--- Begin ---
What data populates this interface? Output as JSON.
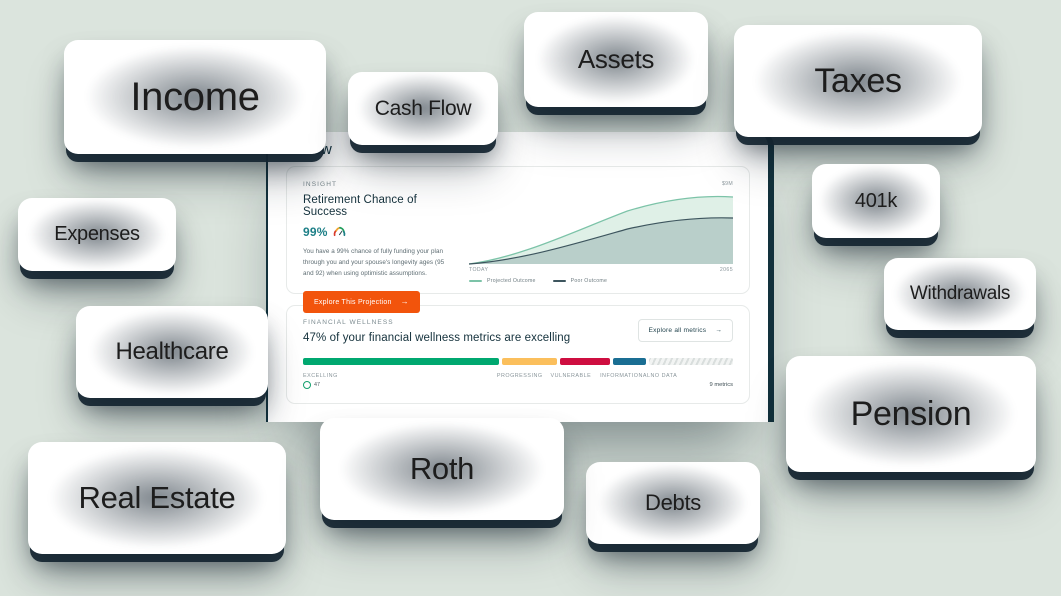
{
  "app": {
    "tab_label": "erview",
    "insight": {
      "eyebrow": "INSIGHT",
      "title": "Retirement Chance of Success",
      "score": "99%",
      "gauge_icon": "gauge-icon",
      "description": "You have a 99% chance of fully funding your plan through you and your spouse's longevity ages (95 and 92) when using optimistic assumptions.",
      "cta_label": "Explore This Projection",
      "cta_arrow": "→"
    },
    "wellness": {
      "eyebrow": "FINANCIAL WELLNESS",
      "title": "47% of your financial wellness metrics are excelling",
      "cta_label": "Explore all metrics",
      "cta_arrow": "→",
      "segments": [
        {
          "label": "EXCELLING",
          "percent": 47,
          "color": "#00a870"
        },
        {
          "label": "PROGRESSING",
          "percent": 13,
          "color": "#fbbf5c"
        },
        {
          "label": "VULNERABLE",
          "percent": 12,
          "color": "#ce0e40"
        },
        {
          "label": "INFORMATIONAL",
          "percent": 8,
          "color": "#1a6e93"
        },
        {
          "label": "NO DATA",
          "percent": 20,
          "color": "#e3e7e6"
        }
      ],
      "excelling_chip": "47",
      "metrics_count": "9 metrics"
    }
  },
  "chart_data": {
    "type": "area",
    "title": "Retirement Chance of Success",
    "xlabel": "",
    "ylabel": "",
    "x_tick_labels": [
      "TODAY",
      "2065"
    ],
    "y_tick_labels": [
      "$9M"
    ],
    "ylim": [
      0,
      9
    ],
    "grid": false,
    "legend_position": "bottom-left",
    "x": [
      0,
      10,
      20,
      30,
      40,
      50,
      60,
      70,
      80,
      90,
      100
    ],
    "series": [
      {
        "name": "Projected Outcome",
        "color": "#7cc3a8",
        "fill": "#dff0e7",
        "values": [
          0.05,
          0.85,
          1.85,
          2.95,
          4.1,
          5.25,
          6.3,
          7.15,
          7.7,
          7.9,
          7.8
        ]
      },
      {
        "name": "Poor Outcome",
        "color": "#3d555e",
        "fill": "#b9cfca",
        "values": [
          0.05,
          0.55,
          1.2,
          1.95,
          2.8,
          3.65,
          4.45,
          5.1,
          5.5,
          5.65,
          5.6
        ]
      }
    ]
  },
  "topics": [
    {
      "id": "card-income",
      "label": "Income"
    },
    {
      "id": "card-cashflow",
      "label": "Cash Flow"
    },
    {
      "id": "card-assets",
      "label": "Assets"
    },
    {
      "id": "card-taxes",
      "label": "Taxes"
    },
    {
      "id": "card-401k",
      "label": "401k"
    },
    {
      "id": "card-withdraw",
      "label": "Withdrawals"
    },
    {
      "id": "card-pension",
      "label": "Pension"
    },
    {
      "id": "card-expenses",
      "label": "Expenses"
    },
    {
      "id": "card-health",
      "label": "Healthcare"
    },
    {
      "id": "card-realest",
      "label": "Real Estate"
    },
    {
      "id": "card-roth",
      "label": "Roth"
    },
    {
      "id": "card-debts",
      "label": "Debts"
    }
  ],
  "theme": {
    "background": "#dbe4dd",
    "panel_edge": "#12313c",
    "accent_orange": "#f2540c",
    "accent_teal": "#1d7f87",
    "card_shadow": "#142430"
  }
}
--- End ---
• _Given instruction_: Reproduce the material above in full and without alteration, but skip all pictures.

• _Written answer_:
What data populates this interface? Output as JSON.
{
  "app": {
    "tab_label": "erview",
    "insight": {
      "eyebrow": "INSIGHT",
      "title": "Retirement Chance of Success",
      "score": "99%",
      "gauge_icon": "gauge-icon",
      "description": "You have a 99% chance of fully funding your plan through you and your spouse's longevity ages (95 and 92) when using optimistic assumptions.",
      "cta_label": "Explore This Projection",
      "cta_arrow": "→"
    },
    "wellness": {
      "eyebrow": "FINANCIAL WELLNESS",
      "title": "47% of your financial wellness metrics are excelling",
      "cta_label": "Explore all metrics",
      "cta_arrow": "→",
      "segments": [
        {
          "label": "EXCELLING",
          "percent": 47,
          "color": "#00a870"
        },
        {
          "label": "PROGRESSING",
          "percent": 13,
          "color": "#fbbf5c"
        },
        {
          "label": "VULNERABLE",
          "percent": 12,
          "color": "#ce0e40"
        },
        {
          "label": "INFORMATIONAL",
          "percent": 8,
          "color": "#1a6e93"
        },
        {
          "label": "NO DATA",
          "percent": 20,
          "color": "#e3e7e6"
        }
      ],
      "excelling_chip": "47",
      "metrics_count": "9 metrics"
    }
  },
  "chart_data": {
    "type": "area",
    "title": "Retirement Chance of Success",
    "xlabel": "",
    "ylabel": "",
    "x_tick_labels": [
      "TODAY",
      "2065"
    ],
    "y_tick_labels": [
      "$9M"
    ],
    "ylim": [
      0,
      9
    ],
    "grid": false,
    "legend_position": "bottom-left",
    "x": [
      0,
      10,
      20,
      30,
      40,
      50,
      60,
      70,
      80,
      90,
      100
    ],
    "series": [
      {
        "name": "Projected Outcome",
        "color": "#7cc3a8",
        "fill": "#dff0e7",
        "values": [
          0.05,
          0.85,
          1.85,
          2.95,
          4.1,
          5.25,
          6.3,
          7.15,
          7.7,
          7.9,
          7.8
        ]
      },
      {
        "name": "Poor Outcome",
        "color": "#3d555e",
        "fill": "#b9cfca",
        "values": [
          0.05,
          0.55,
          1.2,
          1.95,
          2.8,
          3.65,
          4.45,
          5.1,
          5.5,
          5.65,
          5.6
        ]
      }
    ]
  },
  "topics": [
    {
      "id": "card-income",
      "label": "Income"
    },
    {
      "id": "card-cashflow",
      "label": "Cash Flow"
    },
    {
      "id": "card-assets",
      "label": "Assets"
    },
    {
      "id": "card-taxes",
      "label": "Taxes"
    },
    {
      "id": "card-401k",
      "label": "401k"
    },
    {
      "id": "card-withdraw",
      "label": "Withdrawals"
    },
    {
      "id": "card-pension",
      "label": "Pension"
    },
    {
      "id": "card-expenses",
      "label": "Expenses"
    },
    {
      "id": "card-health",
      "label": "Healthcare"
    },
    {
      "id": "card-realest",
      "label": "Real Estate"
    },
    {
      "id": "card-roth",
      "label": "Roth"
    },
    {
      "id": "card-debts",
      "label": "Debts"
    }
  ],
  "theme": {
    "background": "#dbe4dd",
    "panel_edge": "#12313c",
    "accent_orange": "#f2540c",
    "accent_teal": "#1d7f87",
    "card_shadow": "#142430"
  }
}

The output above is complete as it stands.